• TEXTE PRÉSENTÉ:
►

Le bûcheron tchétchène

Le 31 mai 2020

La journée commençait à peine et déjà un soleil de plomb du Cantal au mois d’août. Je m’en suis rendu compte en allant acheter le pain. La file d’attente respectueuse de la distanciation et autre charabia sanitaire, s’étendait paresseusement sur une dizaine de mètres de trottoir. J’ai pris ma place, rapidement suivi par une demi-douzaine de nouveaux clients attirés par l’odeur de baguette tradition, gage d’un « pain sain et artisanal pour plus de goût et plus de sens » prétend le baratin publicitaire du meunier cantalou.

La lumière était éblouissante, la chaleur déjà vive, le goudron brûlant, et j’avais du mal à maintenir mes yeux bleus ouverts face à ce soleil éclatant et très Camusien. Je me suis rappelé de Meursault dans l’Etranger. Pas mon livre préféré, bien que souvent le préféré des lycéens, parce qu’au moins il est court. Après plusieurs minutes, quelques gouttes de sueur firent leur apparition sur mon front, et cette lumière toujours aussi aveuglante et implacable. Je commençais à piaffer, d’un pied sur l’autre, cette attente matinale m’a mis mal à l’aise, je me suis dit qu’il ne faudrait pas qu’elle dure trop longtemps au risque que je décide, en souvenir de Meursault et de mes années de lycée, d’assassiner sauvagement le client qui me précède. Comme ça, sans raison, ou à cause du soleil, parce qu’il faut bien qu’il y en ait un qui paie, un « bouquet mystère » comme dit une amie qui préférera sans doute garder l’anonymat. Hélas, en guise d’arme pour poignarder mon devancier, je n’avais en poche que ma clé de voiture. Un meurtre aurait donc été laborieux et douloureux, pour la victime comme pour l’agresseur. Je fixai ma clé, qui ressemblait plutôt à une télécommande de garage, et dont la rotondité me laissa perplexe. A-t-on jamais tué avec une télécommande de garage ? Google semble ignorant du sujet.

Cette humeur matinale meurtrière n’est pas dans mes habitudes. C’est sans doute à cause des courbatures des derniers jours. Depuis vendredi, aidé par mon beau-frère, je m’étais mis en tête de réparer la terrasse. J’avais remarqué pendant le confinement, qu’une poutre au moins était vermoulue, au point que deux lattes avaient commencé à donner des signes d’enfoncement. Notre premier réflexe avait été d’appeler Boule et Bill Paysages, qui l’avait construite il y a neuf ans. Mais on a vite compris que ni Boule ni Bill n’avaient envie d’intervenir. Oh bien sûr, ils ne l’ont pas dit comme ça. Selon leur habitude, ils ont laissé traîner, il avait fallu les relancer à plusieurs reprises. A chaque fois, l’air étonné de la standardiste, et la promesse de rappel illico presto, et l’appel qui ne venait jamais. Le plus scandaleux dans cette histoire n’est finalement pas qu’ils ne veuillent pas intervenir alors que ce genre de problème est évidemment de leur responsabilité. Le plus insultant, c’est que Boule et Bill aient pu penser qu’on soient assez stupides pour croire une seconde à leurs viles manoeuvres hypocrites.

◄

• CONTENU DES DONNÉES:
►

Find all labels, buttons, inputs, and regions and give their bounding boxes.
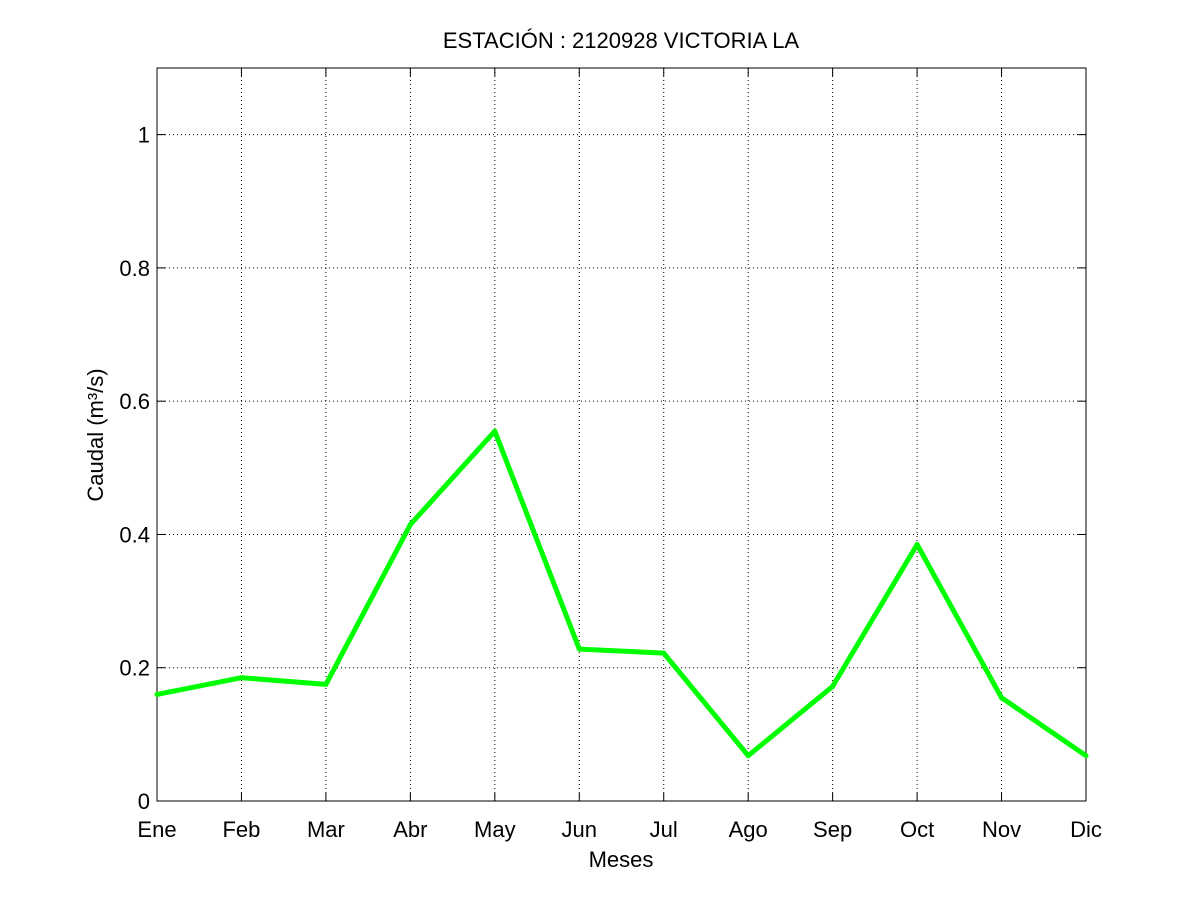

◄

• CONSIGNES À SUIVRE: Poursuivez le récit « Le bûcheron tchétchène » en reprenant juste après sa dernière phrase.

• RÉPONSE PROPOSÉE:
Bref, Jipé était arrivé vendredi avec sa visseuse et son marteau, tel Zorro avec sa cape et son grand chapeau. Et avec Jipé, j’étais sûr de pouvoir bientôt recommencer à sauter sur la terrasse sans danger. Parce que si ça n’avait dépendu que de moi, je n’aurais pas attaqué le travail seul, conscient de mes limites. Alors on a démonté la terrasse, en faisant coulisser latte en bois après latte en bois. Des lattes de neuf ans, grisées, polies sous le climat cantalien, et pour les plus longues presque toujours franchement cintrées. Et si j’ai appris une chose au cours de ce chantier, c’est qu’une latte cintrée ne coulisse pas ! Et faire rentrer dans son logement une latte voilée, c’est un peu comme faire rentrer un pied de sumo dans des Louboutin taille 36.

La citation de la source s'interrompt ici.